__Extracted data__:

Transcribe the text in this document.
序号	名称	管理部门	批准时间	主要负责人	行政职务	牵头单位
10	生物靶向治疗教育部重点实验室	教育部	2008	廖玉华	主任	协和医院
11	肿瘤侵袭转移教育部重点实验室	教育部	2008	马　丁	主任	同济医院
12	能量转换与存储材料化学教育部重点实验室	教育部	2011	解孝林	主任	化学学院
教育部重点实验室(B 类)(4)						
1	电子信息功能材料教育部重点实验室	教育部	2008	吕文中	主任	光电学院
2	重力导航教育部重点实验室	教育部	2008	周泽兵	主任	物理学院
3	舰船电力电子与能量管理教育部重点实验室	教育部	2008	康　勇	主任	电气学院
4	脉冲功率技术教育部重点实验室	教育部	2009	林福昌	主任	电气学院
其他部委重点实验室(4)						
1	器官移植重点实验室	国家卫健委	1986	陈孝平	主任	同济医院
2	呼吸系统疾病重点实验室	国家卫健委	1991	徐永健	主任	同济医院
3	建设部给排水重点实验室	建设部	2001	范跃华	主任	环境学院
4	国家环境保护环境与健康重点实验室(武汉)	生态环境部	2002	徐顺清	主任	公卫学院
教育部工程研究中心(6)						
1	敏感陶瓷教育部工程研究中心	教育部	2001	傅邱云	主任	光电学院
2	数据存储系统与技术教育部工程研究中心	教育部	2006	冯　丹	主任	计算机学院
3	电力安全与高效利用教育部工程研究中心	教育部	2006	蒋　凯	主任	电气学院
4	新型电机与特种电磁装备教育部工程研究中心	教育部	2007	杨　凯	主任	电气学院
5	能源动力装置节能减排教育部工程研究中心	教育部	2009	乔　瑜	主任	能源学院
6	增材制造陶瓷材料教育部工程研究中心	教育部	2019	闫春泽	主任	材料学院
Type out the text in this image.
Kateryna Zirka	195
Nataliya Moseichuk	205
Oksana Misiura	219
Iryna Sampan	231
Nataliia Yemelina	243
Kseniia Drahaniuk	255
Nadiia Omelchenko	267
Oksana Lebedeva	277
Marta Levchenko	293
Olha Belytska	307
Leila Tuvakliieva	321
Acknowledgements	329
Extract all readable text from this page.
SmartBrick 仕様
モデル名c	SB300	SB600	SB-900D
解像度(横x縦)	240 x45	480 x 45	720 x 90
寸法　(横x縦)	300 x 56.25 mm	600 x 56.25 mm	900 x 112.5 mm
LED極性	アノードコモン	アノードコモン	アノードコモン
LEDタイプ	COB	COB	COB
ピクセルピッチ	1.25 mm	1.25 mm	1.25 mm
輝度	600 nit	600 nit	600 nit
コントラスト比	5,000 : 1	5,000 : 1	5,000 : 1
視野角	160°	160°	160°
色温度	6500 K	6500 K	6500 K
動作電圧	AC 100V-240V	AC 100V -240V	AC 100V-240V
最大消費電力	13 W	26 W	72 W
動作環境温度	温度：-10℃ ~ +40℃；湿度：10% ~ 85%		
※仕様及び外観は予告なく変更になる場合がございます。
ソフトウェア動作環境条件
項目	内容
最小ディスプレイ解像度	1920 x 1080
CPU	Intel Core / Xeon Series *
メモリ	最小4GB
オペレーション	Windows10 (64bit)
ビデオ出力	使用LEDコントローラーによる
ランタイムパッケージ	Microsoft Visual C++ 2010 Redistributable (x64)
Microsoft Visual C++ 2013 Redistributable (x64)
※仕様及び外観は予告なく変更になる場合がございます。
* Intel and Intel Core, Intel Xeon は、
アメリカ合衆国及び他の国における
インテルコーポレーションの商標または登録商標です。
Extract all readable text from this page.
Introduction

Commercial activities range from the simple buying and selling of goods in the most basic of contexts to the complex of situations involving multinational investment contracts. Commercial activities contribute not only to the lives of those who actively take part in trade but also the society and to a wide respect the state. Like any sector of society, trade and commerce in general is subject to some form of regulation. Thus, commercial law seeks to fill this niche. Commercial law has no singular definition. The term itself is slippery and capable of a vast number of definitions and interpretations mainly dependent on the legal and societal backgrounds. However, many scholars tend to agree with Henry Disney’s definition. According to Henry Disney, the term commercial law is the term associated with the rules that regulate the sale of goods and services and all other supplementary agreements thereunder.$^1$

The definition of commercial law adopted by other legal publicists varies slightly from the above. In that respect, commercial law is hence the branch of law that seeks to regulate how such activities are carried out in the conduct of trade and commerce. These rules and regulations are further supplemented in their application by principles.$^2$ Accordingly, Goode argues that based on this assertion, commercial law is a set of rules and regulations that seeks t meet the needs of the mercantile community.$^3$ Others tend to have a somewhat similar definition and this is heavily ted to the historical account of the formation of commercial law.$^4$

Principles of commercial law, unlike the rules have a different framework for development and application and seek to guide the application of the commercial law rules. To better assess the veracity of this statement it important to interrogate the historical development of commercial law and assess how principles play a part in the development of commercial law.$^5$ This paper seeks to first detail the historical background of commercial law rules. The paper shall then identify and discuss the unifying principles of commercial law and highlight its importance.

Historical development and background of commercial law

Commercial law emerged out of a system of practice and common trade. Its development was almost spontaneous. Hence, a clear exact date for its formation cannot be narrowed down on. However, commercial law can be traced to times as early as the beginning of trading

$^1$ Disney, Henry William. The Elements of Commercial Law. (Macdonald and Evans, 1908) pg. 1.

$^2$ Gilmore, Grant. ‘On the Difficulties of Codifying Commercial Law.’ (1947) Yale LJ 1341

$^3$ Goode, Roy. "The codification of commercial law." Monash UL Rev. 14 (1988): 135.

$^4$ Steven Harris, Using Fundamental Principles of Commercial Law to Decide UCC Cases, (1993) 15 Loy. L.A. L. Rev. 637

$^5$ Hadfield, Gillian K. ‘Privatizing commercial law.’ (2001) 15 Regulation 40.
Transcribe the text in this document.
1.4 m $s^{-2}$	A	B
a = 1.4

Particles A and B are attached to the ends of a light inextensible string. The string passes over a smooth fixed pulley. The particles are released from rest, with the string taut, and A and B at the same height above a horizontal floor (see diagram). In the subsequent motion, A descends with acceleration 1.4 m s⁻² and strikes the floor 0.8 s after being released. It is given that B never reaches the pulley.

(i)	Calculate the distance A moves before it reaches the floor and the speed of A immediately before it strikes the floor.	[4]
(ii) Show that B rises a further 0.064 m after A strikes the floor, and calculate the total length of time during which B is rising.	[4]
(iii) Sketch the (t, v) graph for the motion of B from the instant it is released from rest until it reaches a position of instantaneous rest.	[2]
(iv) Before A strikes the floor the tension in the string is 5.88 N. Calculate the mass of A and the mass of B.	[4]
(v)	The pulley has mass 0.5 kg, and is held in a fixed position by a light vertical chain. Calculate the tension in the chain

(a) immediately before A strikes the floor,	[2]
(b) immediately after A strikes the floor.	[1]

__Set task__:
Please reproduce the entire listing, exactly as shown.

__Result of the exercise__:
Transcribe the text in this document.
序号	名称	管理部门	批准时间	主要负责人	行政职务	牵头单位
10	生物靶向治疗教育部重点实验室	教育部	2008	廖玉华	主任	协和医院
11	肿瘤侵袭转移教育部重点实验室	教育部	2008	马　丁	主任	同济医院
12	能量转换与存储材料化学教育部重点实验室	教育部	2011	解孝林	主任	化学学院
教育部重点实验室(B 类)(4)						
1	电子信息功能材料教育部重点实验室	教育部	2008	吕文中	主任	光电学院
2	重力导航教育部重点实验室	教育部	2008	周泽兵	主任	物理学院
3	舰船电力电子与能量管理教育部重点实验室	教育部	2008	康　勇	主任	电气学院
4	脉冲功率技术教育部重点实验室	教育部	2009	林福昌	主任	电气学院
其他部委重点实验室(4)						
1	器官移植重点实验室	国家卫健委	1986	陈孝平	主任	同济医院
2	呼吸系统疾病重点实验室	国家卫健委	1991	徐永健	主任	同济医院
3	建设部给排水重点实验室	建设部	2001	范跃华	主任	环境学院
4	国家环境保护环境与健康重点实验室(武汉)	生态环境部	2002	徐顺清	主任	公卫学院
教育部工程研究中心(6)						
1	敏感陶瓷教育部工程研究中心	教育部	2001	傅邱云	主任	光电学院
2	数据存储系统与技术教育部工程研究中心	教育部	2006	冯　丹	主任	计算机学院
3	电力安全与高效利用教育部工程研究中心	教育部	2006	蒋　凯	主任	电气学院
4	新型电机与特种电磁装备教育部工程研究中心	教育部	2007	杨　凯	主任	电气学院
5	能源动力装置节能减排教育部工程研究中心	教育部	2009	乔　瑜	主任	能源学院
6	增材制造陶瓷材料教育部工程研究中心	教育部	2019	闫春泽	主任	材料学院
Type out the text in this image.
Kateryna Zirka	195
Nataliya Moseichuk	205
Oksana Misiura	219
Iryna Sampan	231
Nataliia Yemelina	243
Kseniia Drahaniuk	255
Nadiia Omelchenko	267
Oksana Lebedeva	277
Marta Levchenko	293
Olha Belytska	307
Leila Tuvakliieva	321
Acknowledgements	329
Extract all readable text from this page.
SmartBrick 仕様
モデル名c	SB300	SB600	SB-900D
解像度(横x縦)	240 x45	480 x 45	720 x 90
寸法　(横x縦)	300 x 56.25 mm	600 x 56.25 mm	900 x 112.5 mm
LED極性	アノードコモン	アノードコモン	アノードコモン
LEDタイプ	COB	COB	COB
ピクセルピッチ	1.25 mm	1.25 mm	1.25 mm
輝度	600 nit	600 nit	600 nit
コントラスト比	5,000 : 1	5,000 : 1	5,000 : 1
視野角	160°	160°	160°
色温度	6500 K	6500 K	6500 K
動作電圧	AC 100V-240V	AC 100V -240V	AC 100V-240V
最大消費電力	13 W	26 W	72 W
動作環境温度	温度：-10℃ ~ +40℃；湿度：10% ~ 85%		
※仕様及び外観は予告なく変更になる場合がございます。
ソフトウェア動作環境条件
項目	内容
最小ディスプレイ解像度	1920 x 1080
CPU	Intel Core / Xeon Series *
メモリ	最小4GB
オペレーション	Windows10 (64bit)
ビデオ出力	使用LEDコントローラーによる
ランタイムパッケージ	Microsoft Visual C++ 2010 Redistributable (x64)
Microsoft Visual C++ 2013 Redistributable (x64)
※仕様及び外観は予告なく変更になる場合がございます。
* Intel and Intel Core, Intel Xeon は、
アメリカ合衆国及び他の国における
インテルコーポレーションの商標または登録商標です。
Extract all readable text from this page.
Introduction

Commercial activities range from the simple buying and selling of goods in the most basic of contexts to the complex of situations involving multinational investment contracts. Commercial activities contribute not only to the lives of those who actively take part in trade but also the society and to a wide respect the state. Like any sector of society, trade and commerce in general is subject to some form of regulation. Thus, commercial law seeks to fill this niche. Commercial law has no singular definition. The term itself is slippery and capable of a vast number of definitions and interpretations mainly dependent on the legal and societal backgrounds. However, many scholars tend to agree with Henry Disney’s definition. According to Henry Disney, the term commercial law is the term associated with the rules that regulate the sale of goods and services and all other supplementary agreements thereunder.$^1$

The definition of commercial law adopted by other legal publicists varies slightly from the above. In that respect, commercial law is hence the branch of law that seeks to regulate how such activities are carried out in the conduct of trade and commerce. These rules and regulations are further supplemented in their application by principles.$^2$ Accordingly, Goode argues that based on this assertion, commercial law is a set of rules and regulations that seeks t meet the needs of the mercantile community.$^3$ Others tend to have a somewhat similar definition and this is heavily ted to the historical account of the formation of commercial law.$^4$

Principles of commercial law, unlike the rules have a different framework for development and application and seek to guide the application of the commercial law rules. To better assess the veracity of this statement it important to interrogate the historical development of commercial law and assess how principles play a part in the development of commercial law.$^5$ This paper seeks to first detail the historical background of commercial law rules. The paper shall then identify and discuss the unifying principles of commercial law and highlight its importance.

Historical development and background of commercial law

Commercial law emerged out of a system of practice and common trade. Its development was almost spontaneous. Hence, a clear exact date for its formation cannot be narrowed down on. However, commercial law can be traced to times as early as the beginning of trading

$^1$ Disney, Henry William. The Elements of Commercial Law. (Macdonald and Evans, 1908) pg. 1.

$^2$ Gilmore, Grant. ‘On the Difficulties of Codifying Commercial Law.’ (1947) Yale LJ 1341

$^3$ Goode, Roy. "The codification of commercial law." Monash UL Rev. 14 (1988): 135.

$^4$ Steven Harris, Using Fundamental Principles of Commercial Law to Decide UCC Cases, (1993) 15 Loy. L.A. L. Rev. 637

$^5$ Hadfield, Gillian K. ‘Privatizing commercial law.’ (2001) 15 Regulation 40.
Transcribe the text in this document.
1.4 m $s^{-2}$	A	B
a = 1.4

Particles A and B are attached to the ends of a light inextensible string. The string passes over a smooth fixed pulley. The particles are released from rest, with the string taut, and A and B at the same height above a horizontal floor (see diagram). In the subsequent motion, A descends with acceleration 1.4 m s⁻² and strikes the floor 0.8 s after being released. It is given that B never reaches the pulley.

(i)	Calculate the distance A moves before it reaches the floor and the speed of A immediately before it strikes the floor.	[4]
(ii) Show that B rises a further 0.064 m after A strikes the floor, and calculate the total length of time during which B is rising.	[4]
(iii) Sketch the (t, v) graph for the motion of B from the instant it is released from rest until it reaches a position of instantaneous rest.	[2]
(iv) Before A strikes the floor the tension in the string is 5.88 N. Calculate the mass of A and the mass of B.	[4]
(v)	The pulley has mass 0.5 kg, and is held in a fixed position by a light vertical chain. Calculate the tension in the chain

(a) immediately before A strikes the floor,	[2]
(b) immediately after A strikes the floor.	[1]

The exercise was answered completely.